## Task objective
Examine the entries and show every line in which the word "text" is found.

## Material for the task
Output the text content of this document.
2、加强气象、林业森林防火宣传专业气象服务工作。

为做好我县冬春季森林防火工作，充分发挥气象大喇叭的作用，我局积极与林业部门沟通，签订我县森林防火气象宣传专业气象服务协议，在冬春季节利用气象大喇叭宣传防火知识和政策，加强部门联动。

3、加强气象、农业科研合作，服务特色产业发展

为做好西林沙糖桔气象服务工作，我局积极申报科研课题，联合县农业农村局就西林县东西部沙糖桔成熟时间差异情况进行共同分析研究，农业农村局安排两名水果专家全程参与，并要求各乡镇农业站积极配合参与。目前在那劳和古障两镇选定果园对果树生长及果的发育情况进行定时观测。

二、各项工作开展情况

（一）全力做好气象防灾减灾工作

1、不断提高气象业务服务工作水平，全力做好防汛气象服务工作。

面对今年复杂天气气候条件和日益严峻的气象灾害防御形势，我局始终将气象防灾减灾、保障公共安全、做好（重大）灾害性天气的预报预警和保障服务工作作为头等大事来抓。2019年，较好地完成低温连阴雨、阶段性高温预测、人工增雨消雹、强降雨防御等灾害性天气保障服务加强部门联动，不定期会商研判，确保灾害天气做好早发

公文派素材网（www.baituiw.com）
* * *
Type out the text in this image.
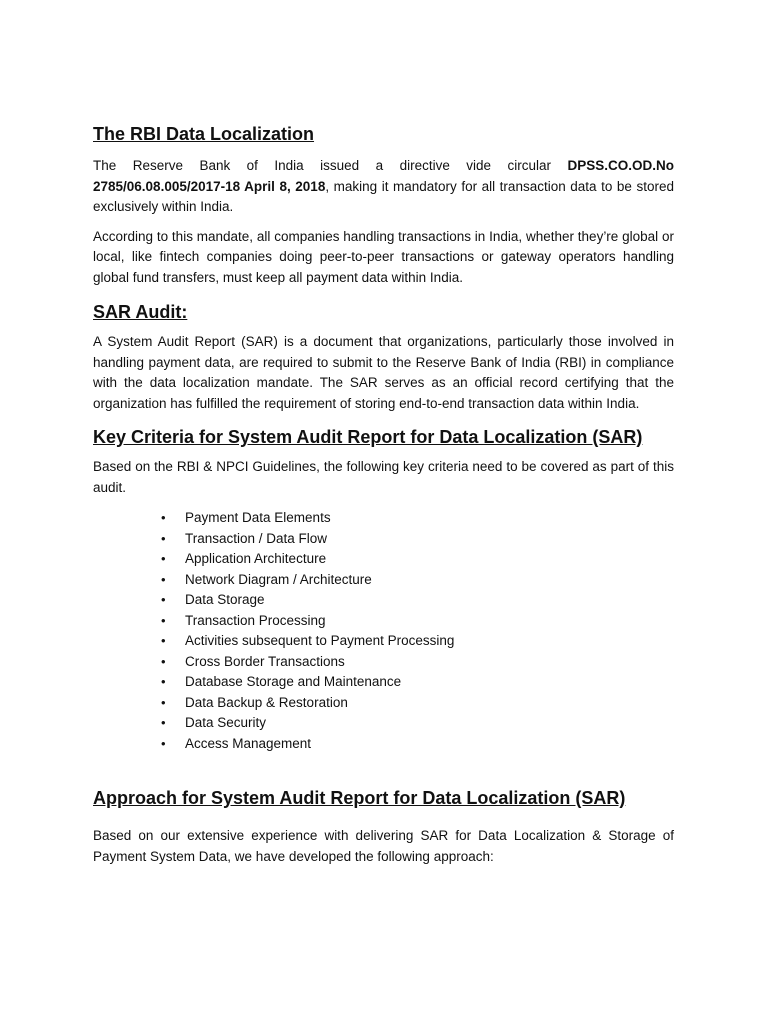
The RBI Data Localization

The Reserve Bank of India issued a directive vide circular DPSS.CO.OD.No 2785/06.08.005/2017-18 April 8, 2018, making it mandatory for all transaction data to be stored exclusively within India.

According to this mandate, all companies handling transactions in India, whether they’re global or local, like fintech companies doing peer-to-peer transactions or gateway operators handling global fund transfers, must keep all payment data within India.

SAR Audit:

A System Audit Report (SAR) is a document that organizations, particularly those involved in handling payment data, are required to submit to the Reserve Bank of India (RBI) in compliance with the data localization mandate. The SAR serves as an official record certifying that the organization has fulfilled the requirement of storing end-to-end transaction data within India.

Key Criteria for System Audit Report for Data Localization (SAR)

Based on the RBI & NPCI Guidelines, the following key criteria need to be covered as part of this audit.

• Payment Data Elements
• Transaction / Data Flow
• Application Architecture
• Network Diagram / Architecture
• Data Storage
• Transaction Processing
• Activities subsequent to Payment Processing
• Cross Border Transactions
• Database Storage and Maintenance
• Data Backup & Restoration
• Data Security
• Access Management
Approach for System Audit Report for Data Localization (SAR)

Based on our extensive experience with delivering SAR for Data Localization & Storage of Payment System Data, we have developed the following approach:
--
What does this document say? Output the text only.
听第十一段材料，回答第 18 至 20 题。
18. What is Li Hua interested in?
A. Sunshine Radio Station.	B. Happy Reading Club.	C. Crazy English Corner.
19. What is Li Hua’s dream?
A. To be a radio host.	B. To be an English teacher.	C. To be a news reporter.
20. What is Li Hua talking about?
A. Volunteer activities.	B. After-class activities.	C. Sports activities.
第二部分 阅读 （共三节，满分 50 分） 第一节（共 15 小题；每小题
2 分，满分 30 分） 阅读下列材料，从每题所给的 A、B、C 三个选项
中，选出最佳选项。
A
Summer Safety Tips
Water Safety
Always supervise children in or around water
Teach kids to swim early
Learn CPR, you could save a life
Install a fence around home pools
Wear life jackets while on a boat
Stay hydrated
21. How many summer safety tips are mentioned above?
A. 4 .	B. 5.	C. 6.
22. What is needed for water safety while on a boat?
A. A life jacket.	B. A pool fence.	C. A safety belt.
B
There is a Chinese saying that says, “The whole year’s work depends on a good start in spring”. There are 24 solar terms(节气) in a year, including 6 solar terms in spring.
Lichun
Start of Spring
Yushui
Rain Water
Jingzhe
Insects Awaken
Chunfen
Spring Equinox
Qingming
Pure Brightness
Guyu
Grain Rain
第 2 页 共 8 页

## Task answer
Output the text content of this document.
Type out the text in this image.
What does this document say? Output the text only.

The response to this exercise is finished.